- TEXT SHOWN:
Music producer Conny Plank worked with major artists such as Kraftwerk, but he wanted nothing to do with U2

At some point he had had enough. The collaboration with the gentlemen of stature Karlheinz Stockhausen and Mauricio Kagel was beginning to irk him considerably. He found the music of the avant-garde composers artificial, not to say "lifeless". He would rather work as a recording technician at concerts of Marlene Dietrich and Duke Ellington's orchestra. With only one goal in mind. Saving money for his big dream. Konrad Plank was determined to convert a pig farm into a music studio in Wolperath, 35 km south of Cologne.

However, the story of Plank begins years before the completion of his studio in 1974. At that time, he worked as a sound technician at Westdeutscher Rundfunk, where he learned the tricks of the trade. Recording live performances was one of the many tasks for his employer. His work at the WDR also gave him the opportunity to work as a freelance producer. Plank increasingly met young musicians, some from art academies, who wanted to experiment with sound and music. He produced the nascent group Organisation, which later became known as Kraftwerk.

Krautrock

From the beginning, Plank employed a different approach. The moment musicians entered the studio, sometimes feeling awkward or nervous, he immediately reassured them with advice and by emphasizing artistic strengths. “I am not a musician, but a mediator between musician, sound, and tape. You can compare me to a conductor or a traffic cop,” he claimed. He soon came into contact with other bands breaking away from the popular schlager and English-language rock song in Germany. Plank did not limit himself to producing alone. He began to edit recordings in such a way that it seemed as if the music was being created on the spot.

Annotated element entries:
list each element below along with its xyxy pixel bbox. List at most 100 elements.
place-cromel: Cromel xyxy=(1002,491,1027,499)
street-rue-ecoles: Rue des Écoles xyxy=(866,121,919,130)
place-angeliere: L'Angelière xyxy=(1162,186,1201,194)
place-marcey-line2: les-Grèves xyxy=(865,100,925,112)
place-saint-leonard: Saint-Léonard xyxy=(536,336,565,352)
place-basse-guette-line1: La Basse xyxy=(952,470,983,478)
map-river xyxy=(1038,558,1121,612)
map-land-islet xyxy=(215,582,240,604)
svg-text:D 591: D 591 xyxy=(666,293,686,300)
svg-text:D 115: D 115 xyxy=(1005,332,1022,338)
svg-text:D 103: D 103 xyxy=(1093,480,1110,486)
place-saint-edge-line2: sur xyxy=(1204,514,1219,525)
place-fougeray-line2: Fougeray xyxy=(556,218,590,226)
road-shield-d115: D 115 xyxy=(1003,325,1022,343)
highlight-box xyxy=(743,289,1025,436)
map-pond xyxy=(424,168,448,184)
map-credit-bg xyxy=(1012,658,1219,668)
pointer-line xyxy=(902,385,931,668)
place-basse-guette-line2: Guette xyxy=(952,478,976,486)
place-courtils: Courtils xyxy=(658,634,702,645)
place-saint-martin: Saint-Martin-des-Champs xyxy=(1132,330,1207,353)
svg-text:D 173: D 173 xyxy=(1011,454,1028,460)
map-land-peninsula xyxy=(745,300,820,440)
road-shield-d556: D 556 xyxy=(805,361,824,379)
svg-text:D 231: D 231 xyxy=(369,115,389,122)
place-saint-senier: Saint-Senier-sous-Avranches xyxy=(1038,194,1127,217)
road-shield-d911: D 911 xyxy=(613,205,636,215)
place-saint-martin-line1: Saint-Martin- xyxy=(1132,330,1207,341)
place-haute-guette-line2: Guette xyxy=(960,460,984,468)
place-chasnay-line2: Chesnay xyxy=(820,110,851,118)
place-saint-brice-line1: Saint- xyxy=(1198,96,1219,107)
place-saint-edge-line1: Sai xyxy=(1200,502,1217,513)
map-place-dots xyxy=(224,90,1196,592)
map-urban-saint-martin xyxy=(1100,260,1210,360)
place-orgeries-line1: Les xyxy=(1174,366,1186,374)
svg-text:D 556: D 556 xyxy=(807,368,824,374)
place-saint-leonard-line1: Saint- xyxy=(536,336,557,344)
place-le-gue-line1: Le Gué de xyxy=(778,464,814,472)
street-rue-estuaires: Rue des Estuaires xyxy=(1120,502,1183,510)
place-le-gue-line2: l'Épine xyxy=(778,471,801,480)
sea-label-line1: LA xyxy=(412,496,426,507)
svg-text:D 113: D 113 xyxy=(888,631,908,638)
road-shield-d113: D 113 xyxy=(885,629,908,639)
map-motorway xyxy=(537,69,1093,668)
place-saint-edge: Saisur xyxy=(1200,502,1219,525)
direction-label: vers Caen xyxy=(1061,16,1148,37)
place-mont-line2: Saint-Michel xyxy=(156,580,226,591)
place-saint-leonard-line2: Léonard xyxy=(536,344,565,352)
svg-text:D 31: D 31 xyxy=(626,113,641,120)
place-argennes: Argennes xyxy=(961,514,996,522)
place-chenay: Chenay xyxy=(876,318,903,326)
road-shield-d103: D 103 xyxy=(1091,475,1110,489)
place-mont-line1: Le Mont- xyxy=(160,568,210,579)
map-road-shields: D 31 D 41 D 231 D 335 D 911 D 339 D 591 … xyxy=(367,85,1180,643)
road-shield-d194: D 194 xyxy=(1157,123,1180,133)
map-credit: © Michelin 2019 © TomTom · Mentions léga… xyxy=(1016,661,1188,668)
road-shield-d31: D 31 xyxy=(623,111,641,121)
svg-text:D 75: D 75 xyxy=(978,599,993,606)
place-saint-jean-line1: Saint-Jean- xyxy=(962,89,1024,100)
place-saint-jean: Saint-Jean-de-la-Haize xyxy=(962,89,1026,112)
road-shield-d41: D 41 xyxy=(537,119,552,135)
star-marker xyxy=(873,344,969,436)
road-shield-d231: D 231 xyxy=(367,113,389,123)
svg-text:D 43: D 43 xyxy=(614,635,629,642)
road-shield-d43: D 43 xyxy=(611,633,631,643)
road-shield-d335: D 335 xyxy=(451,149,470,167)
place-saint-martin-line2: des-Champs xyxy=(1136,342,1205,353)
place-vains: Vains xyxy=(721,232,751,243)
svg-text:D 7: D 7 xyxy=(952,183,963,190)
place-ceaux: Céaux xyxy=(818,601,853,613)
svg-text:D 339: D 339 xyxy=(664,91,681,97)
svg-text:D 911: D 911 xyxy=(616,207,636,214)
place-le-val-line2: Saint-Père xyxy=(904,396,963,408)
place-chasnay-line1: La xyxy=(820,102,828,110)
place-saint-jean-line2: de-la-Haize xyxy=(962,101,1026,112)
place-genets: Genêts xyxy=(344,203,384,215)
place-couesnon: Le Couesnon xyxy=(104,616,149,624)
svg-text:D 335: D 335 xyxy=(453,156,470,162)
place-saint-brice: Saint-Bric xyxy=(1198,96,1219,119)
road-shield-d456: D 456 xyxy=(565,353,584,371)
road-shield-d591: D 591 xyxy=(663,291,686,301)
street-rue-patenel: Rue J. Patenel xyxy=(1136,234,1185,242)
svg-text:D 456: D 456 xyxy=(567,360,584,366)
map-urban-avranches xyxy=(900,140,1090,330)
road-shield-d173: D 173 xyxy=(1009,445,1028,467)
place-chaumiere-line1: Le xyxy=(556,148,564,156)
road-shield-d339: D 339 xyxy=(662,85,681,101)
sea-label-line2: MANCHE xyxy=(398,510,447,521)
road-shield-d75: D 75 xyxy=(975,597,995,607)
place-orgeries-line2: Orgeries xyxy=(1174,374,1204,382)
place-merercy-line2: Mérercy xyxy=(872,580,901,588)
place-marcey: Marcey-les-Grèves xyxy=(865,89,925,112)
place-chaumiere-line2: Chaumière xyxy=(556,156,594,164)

- PROBLEM DESCRIPTION: Continue the text about producer Conny Plank from the point where it stops.

- WRITTEN RESPONSE:
Konrad became Conrad, or Conny, for intimates. Breeding ground for the budding legend: Conny’s Studio. Plank’s idiosyncratic studio techniques came at just the right time. With the young generation of musicians, Plank knew what to do. The all-round producer became a common factor that connected German groups because, and this is often overlooked, there was no sense of camaraderie among the musicians at the time.

Let alone something like a scene described at the time with the somewhat mocking name krautrock. Almost every major German city had its own exponent of this ‘movement’. Meanwhile, groups he frequently collaborated with grew into innovative and legendary ones: including Kraftwerk, Can, Cluster, Neu!, and Harmonia. Conny Plank can undoubtedly be considered one of the pioneers of the “genre”.

Album cover

Interestingly, he never worked with Faust, one of the most adventurous bands from the early seventies; the heyday of krautrock, which hailed from the far north. The avant-gardists of Faust were already self-willed; they couldn’t handle much outside interference. The ‘tontechniker’ Plank was involved in everything. Characteristic of his assertiveness was that this interference also occurred outside the doors of Conny’s Studio.

After seeing Andy Warhol’s banana cover for the Velvet Underground, he advised Kraftwerk to depict a traffic cone as a ‘bildhülle’ for their first albums. Following the footsteps of the pop-art artist, Plank also believed that the performer was less important than the power of ‘imaginary imagery’. Whether an album he recorded sold better because of it hardly interested him.

Craft

Like fellow producers George Martin, Phil Spector, and Lee ‘Scratch’ Perry, Plank believed that he could only add value to music in the studio. Effects equipment, tone generators, and mixing panels were all tinkered with by himself. Thus, Plank grew into a sound magician of ‘klangfarben’. Motto: music had to evoke a state of mind. Soul and expressiveness were more important than musical ingenuity. “The producer’s task, apart from the technological aspect, is to create an atmosphere that is completely free from fear and reservation, to find a completely naive moment of ‘innocence’ and press the right button. That’s it. Everything else can be learned and is purely craft.”

By changing the sound perspective using distortion equipment, he managed to give the music a dramatic dynamic, making the records he ‘produced’ sound organic and layered. It was Plank who electronically reproduced the sound of passing cars in Kraftwerk’s Autobahn.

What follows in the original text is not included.